**Exercise brief**
Return every line of the records below verbatim, with no pictures in the copy.
━━━━━━━━━━━━━━━━
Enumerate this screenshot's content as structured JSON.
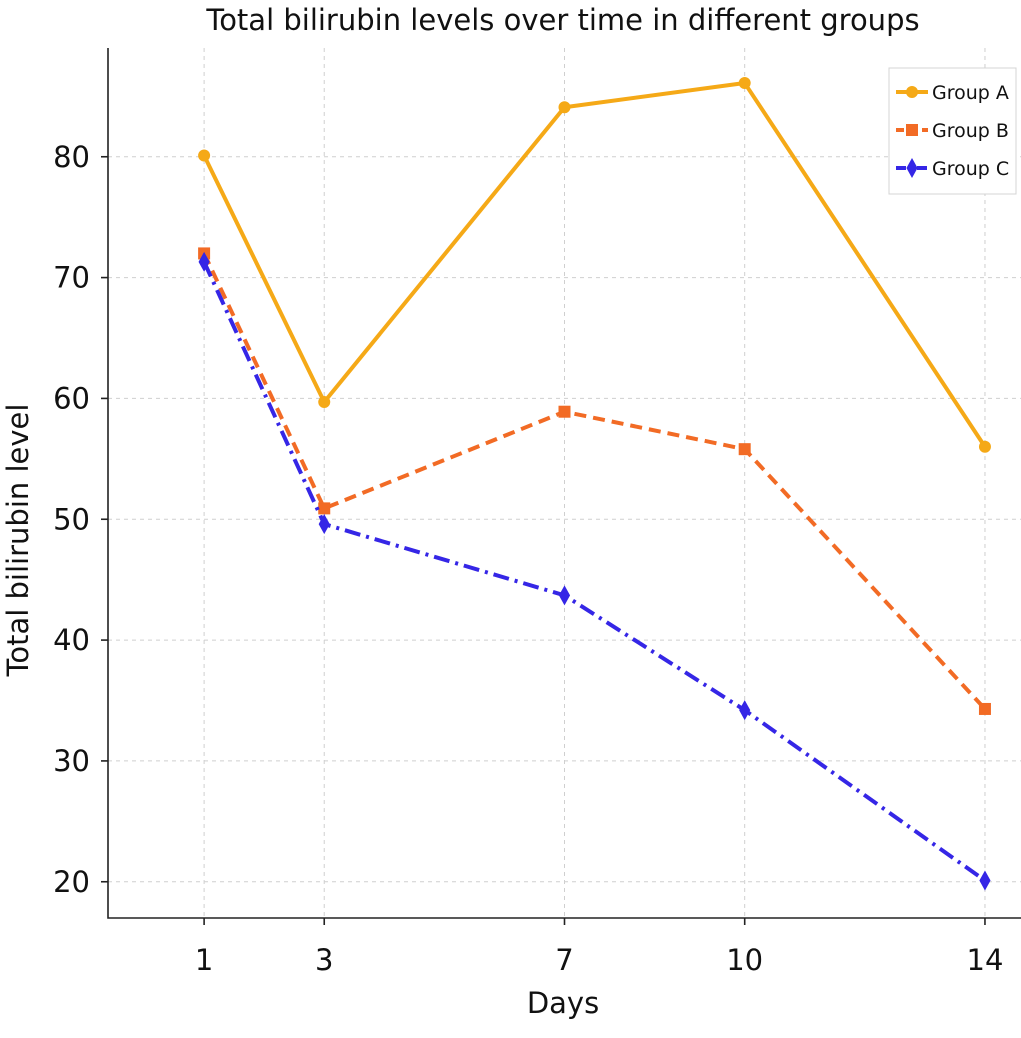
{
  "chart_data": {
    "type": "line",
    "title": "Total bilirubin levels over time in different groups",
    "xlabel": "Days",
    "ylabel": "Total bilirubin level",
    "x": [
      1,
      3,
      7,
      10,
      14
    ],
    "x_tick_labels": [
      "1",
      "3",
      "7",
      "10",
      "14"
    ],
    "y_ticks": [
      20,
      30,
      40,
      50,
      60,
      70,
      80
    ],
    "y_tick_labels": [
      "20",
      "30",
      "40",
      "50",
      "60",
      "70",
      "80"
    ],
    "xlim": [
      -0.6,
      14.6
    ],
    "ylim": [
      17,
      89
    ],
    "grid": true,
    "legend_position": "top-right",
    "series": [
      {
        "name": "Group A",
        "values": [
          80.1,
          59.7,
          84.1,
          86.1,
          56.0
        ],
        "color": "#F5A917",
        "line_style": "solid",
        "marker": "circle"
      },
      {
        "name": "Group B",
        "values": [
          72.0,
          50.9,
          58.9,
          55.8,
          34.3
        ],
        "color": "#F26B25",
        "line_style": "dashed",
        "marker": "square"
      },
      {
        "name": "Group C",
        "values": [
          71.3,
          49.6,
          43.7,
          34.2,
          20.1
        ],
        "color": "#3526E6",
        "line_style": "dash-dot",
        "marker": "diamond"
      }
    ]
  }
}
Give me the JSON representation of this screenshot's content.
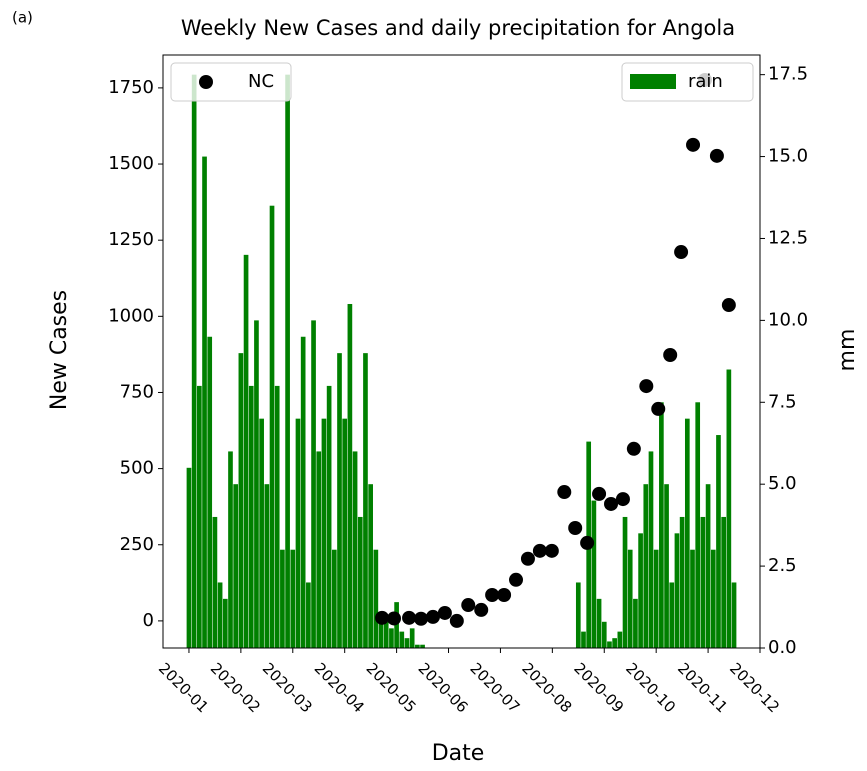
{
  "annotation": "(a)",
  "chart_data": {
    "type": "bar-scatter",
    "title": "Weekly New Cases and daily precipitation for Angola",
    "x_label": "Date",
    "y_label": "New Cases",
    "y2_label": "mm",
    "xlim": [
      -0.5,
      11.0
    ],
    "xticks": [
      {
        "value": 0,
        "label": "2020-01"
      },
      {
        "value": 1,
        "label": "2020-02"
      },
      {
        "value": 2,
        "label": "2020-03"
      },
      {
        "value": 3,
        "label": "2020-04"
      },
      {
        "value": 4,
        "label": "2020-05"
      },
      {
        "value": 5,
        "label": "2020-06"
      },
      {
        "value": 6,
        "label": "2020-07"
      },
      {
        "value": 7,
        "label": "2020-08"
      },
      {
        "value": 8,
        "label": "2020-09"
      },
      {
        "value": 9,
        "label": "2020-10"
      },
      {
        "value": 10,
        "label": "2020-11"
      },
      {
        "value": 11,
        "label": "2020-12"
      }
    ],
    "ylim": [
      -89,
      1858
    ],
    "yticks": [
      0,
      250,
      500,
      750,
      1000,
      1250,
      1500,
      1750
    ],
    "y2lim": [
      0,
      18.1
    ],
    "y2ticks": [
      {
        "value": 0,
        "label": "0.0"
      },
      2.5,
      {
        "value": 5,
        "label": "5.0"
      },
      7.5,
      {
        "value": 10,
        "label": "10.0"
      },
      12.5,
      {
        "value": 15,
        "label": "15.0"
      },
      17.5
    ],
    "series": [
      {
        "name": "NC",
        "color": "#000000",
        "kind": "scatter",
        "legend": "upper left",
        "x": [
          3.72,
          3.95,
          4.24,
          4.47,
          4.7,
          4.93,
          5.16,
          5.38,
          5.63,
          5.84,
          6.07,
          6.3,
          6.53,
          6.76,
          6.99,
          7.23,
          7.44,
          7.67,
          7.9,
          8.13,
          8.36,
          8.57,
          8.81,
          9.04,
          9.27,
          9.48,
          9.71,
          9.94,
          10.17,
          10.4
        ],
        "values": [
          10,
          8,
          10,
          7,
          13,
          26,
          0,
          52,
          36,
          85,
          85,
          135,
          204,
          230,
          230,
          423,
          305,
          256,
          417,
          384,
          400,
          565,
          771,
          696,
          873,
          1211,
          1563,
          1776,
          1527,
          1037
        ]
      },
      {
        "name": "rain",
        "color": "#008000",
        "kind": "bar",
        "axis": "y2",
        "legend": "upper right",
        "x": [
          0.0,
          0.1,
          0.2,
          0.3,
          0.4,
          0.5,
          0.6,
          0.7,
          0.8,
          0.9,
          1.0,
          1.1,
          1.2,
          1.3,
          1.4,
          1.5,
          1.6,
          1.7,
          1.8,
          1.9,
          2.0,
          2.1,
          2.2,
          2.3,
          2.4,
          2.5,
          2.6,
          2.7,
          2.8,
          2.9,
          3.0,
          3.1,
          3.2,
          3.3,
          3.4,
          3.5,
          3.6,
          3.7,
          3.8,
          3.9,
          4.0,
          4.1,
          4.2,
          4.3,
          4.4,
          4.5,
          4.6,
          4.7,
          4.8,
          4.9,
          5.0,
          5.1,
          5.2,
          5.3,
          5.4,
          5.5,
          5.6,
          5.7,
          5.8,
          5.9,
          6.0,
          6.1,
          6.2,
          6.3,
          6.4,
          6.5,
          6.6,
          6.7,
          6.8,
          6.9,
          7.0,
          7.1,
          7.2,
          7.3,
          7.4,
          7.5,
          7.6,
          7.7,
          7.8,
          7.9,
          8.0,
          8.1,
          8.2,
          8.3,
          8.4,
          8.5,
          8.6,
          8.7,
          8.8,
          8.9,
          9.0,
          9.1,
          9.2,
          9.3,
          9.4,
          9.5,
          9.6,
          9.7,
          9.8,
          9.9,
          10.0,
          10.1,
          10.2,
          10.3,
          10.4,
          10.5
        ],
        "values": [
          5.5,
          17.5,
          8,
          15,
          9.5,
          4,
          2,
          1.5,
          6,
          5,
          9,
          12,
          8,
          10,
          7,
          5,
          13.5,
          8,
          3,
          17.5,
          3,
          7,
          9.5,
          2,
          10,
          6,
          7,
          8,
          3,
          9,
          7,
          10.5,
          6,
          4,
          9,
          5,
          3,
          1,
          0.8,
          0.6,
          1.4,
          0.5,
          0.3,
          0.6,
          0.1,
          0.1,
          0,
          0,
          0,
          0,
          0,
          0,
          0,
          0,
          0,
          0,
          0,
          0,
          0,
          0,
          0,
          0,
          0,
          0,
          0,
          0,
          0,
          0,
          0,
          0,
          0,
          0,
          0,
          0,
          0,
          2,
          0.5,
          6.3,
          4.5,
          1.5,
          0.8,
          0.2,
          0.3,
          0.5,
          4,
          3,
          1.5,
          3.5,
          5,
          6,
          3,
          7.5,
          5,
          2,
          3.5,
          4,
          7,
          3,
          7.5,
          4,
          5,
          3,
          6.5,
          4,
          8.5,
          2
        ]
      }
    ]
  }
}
━━━━━━━━━━━━━━━━
**Problem solution**
Enumerate this screenshot's content as structured JSON.
{
  "chart_data": {
    "type": "line",
    "title": "Total bilirubin levels over time in different groups",
    "xlabel": "Days",
    "ylabel": "Total bilirubin level",
    "x": [
      1,
      3,
      7,
      10,
      14
    ],
    "x_tick_labels": [
      "1",
      "3",
      "7",
      "10",
      "14"
    ],
    "y_ticks": [
      20,
      30,
      40,
      50,
      60,
      70,
      80
    ],
    "y_tick_labels": [
      "20",
      "30",
      "40",
      "50",
      "60",
      "70",
      "80"
    ],
    "xlim": [
      -0.6,
      14.6
    ],
    "ylim": [
      17,
      89
    ],
    "grid": true,
    "legend_position": "top-right",
    "series": [
      {
        "name": "Group A",
        "values": [
          80.1,
          59.7,
          84.1,
          86.1,
          56.0
        ],
        "color": "#F5A917",
        "line_style": "solid",
        "marker": "circle"
      },
      {
        "name": "Group B",
        "values": [
          72.0,
          50.9,
          58.9,
          55.8,
          34.3
        ],
        "color": "#F26B25",
        "line_style": "dashed",
        "marker": "square"
      },
      {
        "name": "Group C",
        "values": [
          71.3,
          49.6,
          43.7,
          34.2,
          20.1
        ],
        "color": "#3526E6",
        "line_style": "dash-dot",
        "marker": "diamond"
      }
    ]
  }
}
Give me the JSON representation of this screenshot's content.
{
  "annotation": "(a)",
  "chart_data": {
    "type": "bar-scatter",
    "title": "Weekly New Cases and daily precipitation for Angola",
    "x_label": "Date",
    "y_label": "New Cases",
    "y2_label": "mm",
    "xlim": [
      -0.5,
      11.0
    ],
    "xticks": [
      {
        "value": 0,
        "label": "2020-01"
      },
      {
        "value": 1,
        "label": "2020-02"
      },
      {
        "value": 2,
        "label": "2020-03"
      },
      {
        "value": 3,
        "label": "2020-04"
      },
      {
        "value": 4,
        "label": "2020-05"
      },
      {
        "value": 5,
        "label": "2020-06"
      },
      {
        "value": 6,
        "label": "2020-07"
      },
      {
        "value": 7,
        "label": "2020-08"
      },
      {
        "value": 8,
        "label": "2020-09"
      },
      {
        "value": 9,
        "label": "2020-10"
      },
      {
        "value": 10,
        "label": "2020-11"
      },
      {
        "value": 11,
        "label": "2020-12"
      }
    ],
    "ylim": [
      -89,
      1858
    ],
    "yticks": [
      0,
      250,
      500,
      750,
      1000,
      1250,
      1500,
      1750
    ],
    "y2lim": [
      0,
      18.1
    ],
    "y2ticks": [
      {
        "value": 0,
        "label": "0.0"
      },
      2.5,
      {
        "value": 5,
        "label": "5.0"
      },
      7.5,
      {
        "value": 10,
        "label": "10.0"
      },
      12.5,
      {
        "value": 15,
        "label": "15.0"
      },
      17.5
    ],
    "series": [
      {
        "name": "NC",
        "color": "#000000",
        "kind": "scatter",
        "legend": "upper left",
        "x": [
          3.72,
          3.95,
          4.24,
          4.47,
          4.7,
          4.93,
          5.16,
          5.38,
          5.63,
          5.84,
          6.07,
          6.3,
          6.53,
          6.76,
          6.99,
          7.23,
          7.44,
          7.67,
          7.9,
          8.13,
          8.36,
          8.57,
          8.81,
          9.04,
          9.27,
          9.48,
          9.71,
          9.94,
          10.17,
          10.4
        ],
        "values": [
          10,
          8,
          10,
          7,
          13,
          26,
          0,
          52,
          36,
          85,
          85,
          135,
          204,
          230,
          230,
          423,
          305,
          256,
          417,
          384,
          400,
          565,
          771,
          696,
          873,
          1211,
          1563,
          1776,
          1527,
          1037
        ]
      },
      {
        "name": "rain",
        "color": "#008000",
        "kind": "bar",
        "axis": "y2",
        "legend": "upper right",
        "x": [
          0.0,
          0.1,
          0.2,
          0.3,
          0.4,
          0.5,
          0.6,
          0.7,
          0.8,
          0.9,
          1.0,
          1.1,
          1.2,
          1.3,
          1.4,
          1.5,
          1.6,
          1.7,
          1.8,
          1.9,
          2.0,
          2.1,
          2.2,
          2.3,
          2.4,
          2.5,
          2.6,
          2.7,
          2.8,
          2.9,
          3.0,
          3.1,
          3.2,
          3.3,
          3.4,
          3.5,
          3.6,
          3.7,
          3.8,
          3.9,
          4.0,
          4.1,
          4.2,
          4.3,
          4.4,
          4.5,
          4.6,
          4.7,
          4.8,
          4.9,
          5.0,
          5.1,
          5.2,
          5.3,
          5.4,
          5.5,
          5.6,
          5.7,
          5.8,
          5.9,
          6.0,
          6.1,
          6.2,
          6.3,
          6.4,
          6.5,
          6.6,
          6.7,
          6.8,
          6.9,
          7.0,
          7.1,
          7.2,
          7.3,
          7.4,
          7.5,
          7.6,
          7.7,
          7.8,
          7.9,
          8.0,
          8.1,
          8.2,
          8.3,
          8.4,
          8.5,
          8.6,
          8.7,
          8.8,
          8.9,
          9.0,
          9.1,
          9.2,
          9.3,
          9.4,
          9.5,
          9.6,
          9.7,
          9.8,
          9.9,
          10.0,
          10.1,
          10.2,
          10.3,
          10.4,
          10.5
        ],
        "values": [
          5.5,
          17.5,
          8,
          15,
          9.5,
          4,
          2,
          1.5,
          6,
          5,
          9,
          12,
          8,
          10,
          7,
          5,
          13.5,
          8,
          3,
          17.5,
          3,
          7,
          9.5,
          2,
          10,
          6,
          7,
          8,
          3,
          9,
          7,
          10.5,
          6,
          4,
          9,
          5,
          3,
          1,
          0.8,
          0.6,
          1.4,
          0.5,
          0.3,
          0.6,
          0.1,
          0.1,
          0,
          0,
          0,
          0,
          0,
          0,
          0,
          0,
          0,
          0,
          0,
          0,
          0,
          0,
          0,
          0,
          0,
          0,
          0,
          0,
          0,
          0,
          0,
          0,
          0,
          0,
          0,
          0,
          0,
          2,
          0.5,
          6.3,
          4.5,
          1.5,
          0.8,
          0.2,
          0.3,
          0.5,
          4,
          3,
          1.5,
          3.5,
          5,
          6,
          3,
          7.5,
          5,
          2,
          3.5,
          4,
          7,
          3,
          7.5,
          4,
          5,
          3,
          6.5,
          4,
          8.5,
          2
        ]
      }
    ]
  }
}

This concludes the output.